EXERCISE TASK:
Look for "days" in the listing below. Gather each line that contains it.

==== SUPPLIED DATA ====

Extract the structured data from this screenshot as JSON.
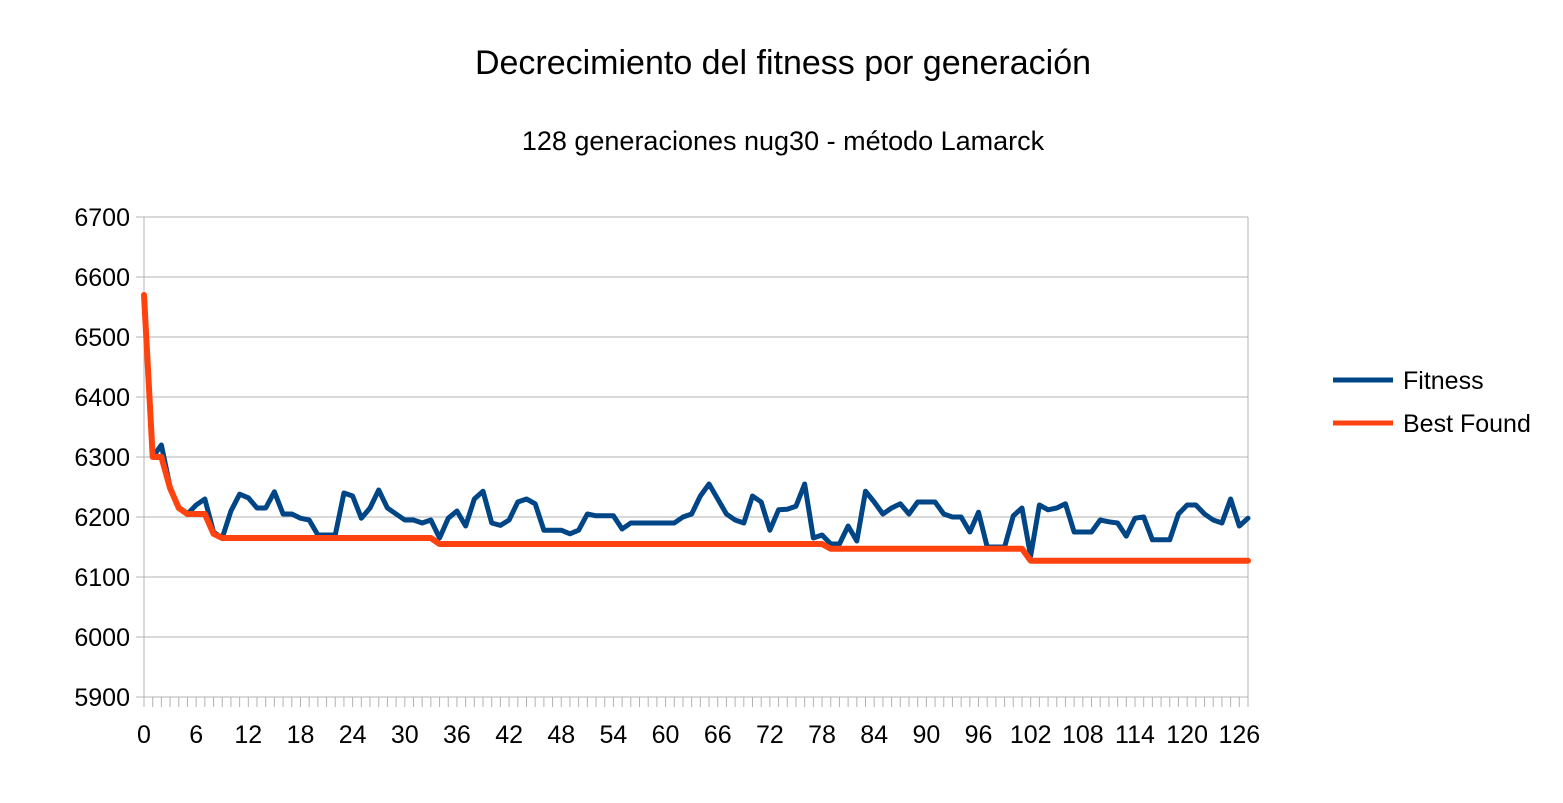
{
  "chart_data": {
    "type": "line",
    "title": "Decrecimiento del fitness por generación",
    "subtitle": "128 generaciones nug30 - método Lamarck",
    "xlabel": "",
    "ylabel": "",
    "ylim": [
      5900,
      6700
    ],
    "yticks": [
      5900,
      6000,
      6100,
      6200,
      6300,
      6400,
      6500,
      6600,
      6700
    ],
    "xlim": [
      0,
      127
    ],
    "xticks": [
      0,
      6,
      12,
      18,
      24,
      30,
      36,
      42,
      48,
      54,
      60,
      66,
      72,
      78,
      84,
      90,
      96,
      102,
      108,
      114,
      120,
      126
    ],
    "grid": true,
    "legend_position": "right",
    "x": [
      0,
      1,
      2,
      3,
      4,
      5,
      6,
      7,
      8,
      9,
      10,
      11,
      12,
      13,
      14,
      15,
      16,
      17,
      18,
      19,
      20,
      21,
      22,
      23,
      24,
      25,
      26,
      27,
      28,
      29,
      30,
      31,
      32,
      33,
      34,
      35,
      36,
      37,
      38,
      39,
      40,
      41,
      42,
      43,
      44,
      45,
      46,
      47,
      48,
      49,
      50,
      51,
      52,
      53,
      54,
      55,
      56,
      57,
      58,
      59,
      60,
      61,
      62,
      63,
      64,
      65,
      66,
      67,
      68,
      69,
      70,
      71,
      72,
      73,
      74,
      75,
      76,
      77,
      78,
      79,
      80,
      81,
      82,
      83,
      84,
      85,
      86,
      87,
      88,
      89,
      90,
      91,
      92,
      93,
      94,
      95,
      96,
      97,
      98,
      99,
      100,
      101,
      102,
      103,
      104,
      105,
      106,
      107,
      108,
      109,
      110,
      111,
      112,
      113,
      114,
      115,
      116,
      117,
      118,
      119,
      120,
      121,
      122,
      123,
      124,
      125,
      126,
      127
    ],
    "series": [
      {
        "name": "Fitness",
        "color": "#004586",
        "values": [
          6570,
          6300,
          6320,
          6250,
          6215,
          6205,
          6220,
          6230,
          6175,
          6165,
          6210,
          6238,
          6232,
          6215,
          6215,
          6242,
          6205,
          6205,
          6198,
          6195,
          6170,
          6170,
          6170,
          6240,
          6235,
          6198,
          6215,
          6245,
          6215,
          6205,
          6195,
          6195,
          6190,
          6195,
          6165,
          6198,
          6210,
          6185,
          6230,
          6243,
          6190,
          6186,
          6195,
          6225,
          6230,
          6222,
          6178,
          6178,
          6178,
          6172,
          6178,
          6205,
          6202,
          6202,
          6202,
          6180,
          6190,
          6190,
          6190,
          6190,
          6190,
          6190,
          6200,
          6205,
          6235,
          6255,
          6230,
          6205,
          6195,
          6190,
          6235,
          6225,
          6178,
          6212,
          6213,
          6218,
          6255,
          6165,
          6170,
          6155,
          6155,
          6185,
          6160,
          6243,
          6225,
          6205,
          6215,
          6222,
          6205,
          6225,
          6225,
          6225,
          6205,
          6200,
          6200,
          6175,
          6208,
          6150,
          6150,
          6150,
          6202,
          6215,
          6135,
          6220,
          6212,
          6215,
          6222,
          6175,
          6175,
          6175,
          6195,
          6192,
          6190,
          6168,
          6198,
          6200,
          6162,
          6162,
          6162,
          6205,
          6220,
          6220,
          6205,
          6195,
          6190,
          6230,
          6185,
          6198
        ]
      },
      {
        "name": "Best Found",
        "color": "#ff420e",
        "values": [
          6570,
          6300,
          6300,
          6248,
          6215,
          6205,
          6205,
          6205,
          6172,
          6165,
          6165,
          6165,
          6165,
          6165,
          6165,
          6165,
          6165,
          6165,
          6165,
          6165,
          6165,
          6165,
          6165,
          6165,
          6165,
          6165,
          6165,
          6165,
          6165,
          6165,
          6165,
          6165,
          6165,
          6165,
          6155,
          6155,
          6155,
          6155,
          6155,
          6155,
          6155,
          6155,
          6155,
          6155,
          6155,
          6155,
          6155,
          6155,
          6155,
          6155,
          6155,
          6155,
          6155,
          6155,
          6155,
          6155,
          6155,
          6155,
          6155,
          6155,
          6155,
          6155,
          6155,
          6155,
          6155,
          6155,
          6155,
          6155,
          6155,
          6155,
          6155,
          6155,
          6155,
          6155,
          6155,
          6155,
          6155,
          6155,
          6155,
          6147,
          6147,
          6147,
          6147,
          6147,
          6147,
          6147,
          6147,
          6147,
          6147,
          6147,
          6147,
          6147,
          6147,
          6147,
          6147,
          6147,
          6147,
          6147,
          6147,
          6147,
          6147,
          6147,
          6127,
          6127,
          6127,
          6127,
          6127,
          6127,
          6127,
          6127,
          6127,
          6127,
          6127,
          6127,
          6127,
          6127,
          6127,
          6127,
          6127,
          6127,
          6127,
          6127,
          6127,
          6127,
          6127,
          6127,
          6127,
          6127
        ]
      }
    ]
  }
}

====
==== SUPPLIED DATA ====

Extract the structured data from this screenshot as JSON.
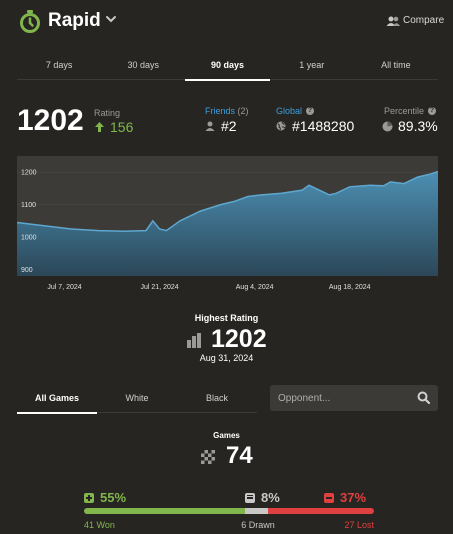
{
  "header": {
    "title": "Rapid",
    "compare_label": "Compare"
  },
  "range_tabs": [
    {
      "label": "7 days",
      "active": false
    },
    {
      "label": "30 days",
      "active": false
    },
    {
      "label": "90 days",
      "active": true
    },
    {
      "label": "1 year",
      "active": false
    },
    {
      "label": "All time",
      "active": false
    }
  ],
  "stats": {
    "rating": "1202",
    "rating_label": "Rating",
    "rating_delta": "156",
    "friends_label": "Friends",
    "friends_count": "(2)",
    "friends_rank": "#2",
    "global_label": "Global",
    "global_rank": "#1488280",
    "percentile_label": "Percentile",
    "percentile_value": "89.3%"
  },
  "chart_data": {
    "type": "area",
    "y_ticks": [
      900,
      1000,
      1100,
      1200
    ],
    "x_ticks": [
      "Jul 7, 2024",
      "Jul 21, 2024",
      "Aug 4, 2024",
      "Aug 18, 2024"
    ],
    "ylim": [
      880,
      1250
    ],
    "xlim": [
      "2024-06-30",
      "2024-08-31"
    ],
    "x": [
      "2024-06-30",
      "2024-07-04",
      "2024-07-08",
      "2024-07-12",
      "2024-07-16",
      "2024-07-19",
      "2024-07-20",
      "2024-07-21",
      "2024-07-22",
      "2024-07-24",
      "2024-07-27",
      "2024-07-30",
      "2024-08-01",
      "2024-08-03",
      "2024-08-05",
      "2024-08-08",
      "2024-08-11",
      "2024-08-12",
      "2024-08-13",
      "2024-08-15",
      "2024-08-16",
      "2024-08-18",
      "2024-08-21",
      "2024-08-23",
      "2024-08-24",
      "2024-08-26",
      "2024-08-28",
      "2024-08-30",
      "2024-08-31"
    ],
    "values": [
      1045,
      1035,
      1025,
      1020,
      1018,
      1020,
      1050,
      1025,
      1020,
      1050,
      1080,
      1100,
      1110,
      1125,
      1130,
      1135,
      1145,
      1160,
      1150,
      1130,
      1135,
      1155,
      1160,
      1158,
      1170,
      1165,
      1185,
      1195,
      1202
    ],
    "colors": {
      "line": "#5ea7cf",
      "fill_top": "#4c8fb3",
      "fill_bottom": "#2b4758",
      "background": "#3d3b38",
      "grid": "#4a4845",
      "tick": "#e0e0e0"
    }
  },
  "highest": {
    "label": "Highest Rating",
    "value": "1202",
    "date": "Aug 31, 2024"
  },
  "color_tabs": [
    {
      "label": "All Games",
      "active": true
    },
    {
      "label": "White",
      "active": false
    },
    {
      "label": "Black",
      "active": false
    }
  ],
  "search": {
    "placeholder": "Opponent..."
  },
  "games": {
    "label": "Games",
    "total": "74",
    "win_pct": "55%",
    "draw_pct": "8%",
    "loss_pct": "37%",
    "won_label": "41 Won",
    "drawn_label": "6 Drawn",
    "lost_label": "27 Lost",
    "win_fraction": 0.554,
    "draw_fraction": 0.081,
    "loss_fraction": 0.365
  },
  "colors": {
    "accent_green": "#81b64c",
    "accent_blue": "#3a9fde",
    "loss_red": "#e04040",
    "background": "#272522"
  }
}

====
==== SUPPLIED DATA ====

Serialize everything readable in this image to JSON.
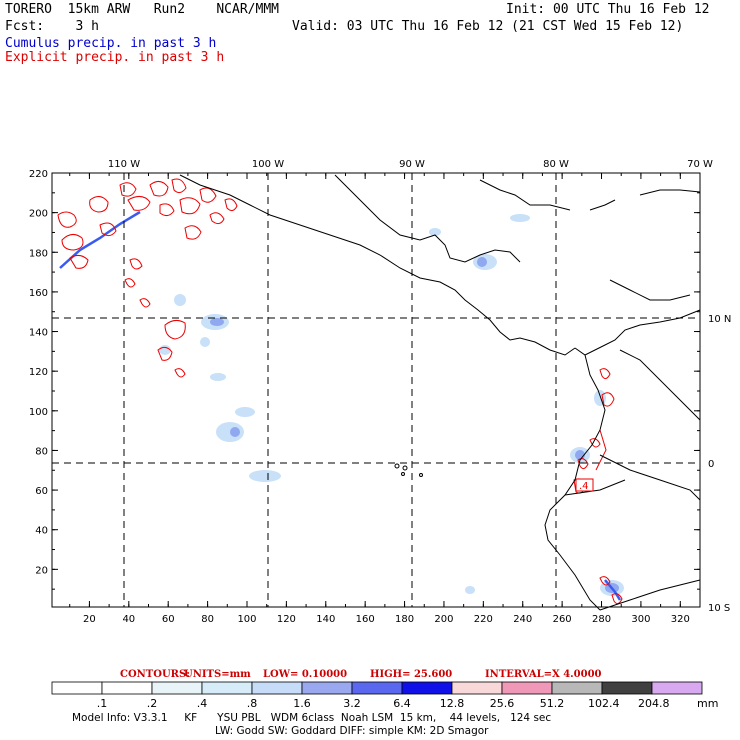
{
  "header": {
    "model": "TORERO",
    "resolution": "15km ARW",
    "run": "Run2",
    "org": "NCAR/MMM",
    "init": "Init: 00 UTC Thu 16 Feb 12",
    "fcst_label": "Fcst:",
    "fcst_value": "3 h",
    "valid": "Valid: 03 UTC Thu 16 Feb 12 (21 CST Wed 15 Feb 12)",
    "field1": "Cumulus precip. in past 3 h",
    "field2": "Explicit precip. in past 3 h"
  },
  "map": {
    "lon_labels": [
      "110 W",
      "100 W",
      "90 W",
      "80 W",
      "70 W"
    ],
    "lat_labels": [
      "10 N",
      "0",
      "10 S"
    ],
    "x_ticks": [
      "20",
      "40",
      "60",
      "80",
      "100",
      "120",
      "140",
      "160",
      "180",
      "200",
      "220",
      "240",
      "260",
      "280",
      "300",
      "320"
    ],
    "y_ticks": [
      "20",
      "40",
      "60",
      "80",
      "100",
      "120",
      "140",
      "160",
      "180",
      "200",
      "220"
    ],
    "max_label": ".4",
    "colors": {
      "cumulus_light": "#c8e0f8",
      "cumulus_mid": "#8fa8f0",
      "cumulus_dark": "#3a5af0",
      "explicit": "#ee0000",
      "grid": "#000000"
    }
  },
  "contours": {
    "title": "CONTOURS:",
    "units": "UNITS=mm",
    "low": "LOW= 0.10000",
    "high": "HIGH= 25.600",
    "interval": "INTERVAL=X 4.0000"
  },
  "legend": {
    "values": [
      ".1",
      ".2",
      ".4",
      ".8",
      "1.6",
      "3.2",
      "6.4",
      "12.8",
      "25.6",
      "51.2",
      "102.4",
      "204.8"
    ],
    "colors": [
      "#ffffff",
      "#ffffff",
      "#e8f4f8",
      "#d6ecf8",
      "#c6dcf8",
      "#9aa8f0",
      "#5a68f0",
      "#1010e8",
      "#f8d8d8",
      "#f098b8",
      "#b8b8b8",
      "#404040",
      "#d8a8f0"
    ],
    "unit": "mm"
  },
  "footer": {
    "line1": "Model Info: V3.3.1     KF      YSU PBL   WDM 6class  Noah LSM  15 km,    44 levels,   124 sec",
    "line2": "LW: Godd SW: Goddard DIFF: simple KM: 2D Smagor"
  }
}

====

ANSWER BELOW:
      "label": "7 days",
      "label": "30 days",
      "label": "90 days",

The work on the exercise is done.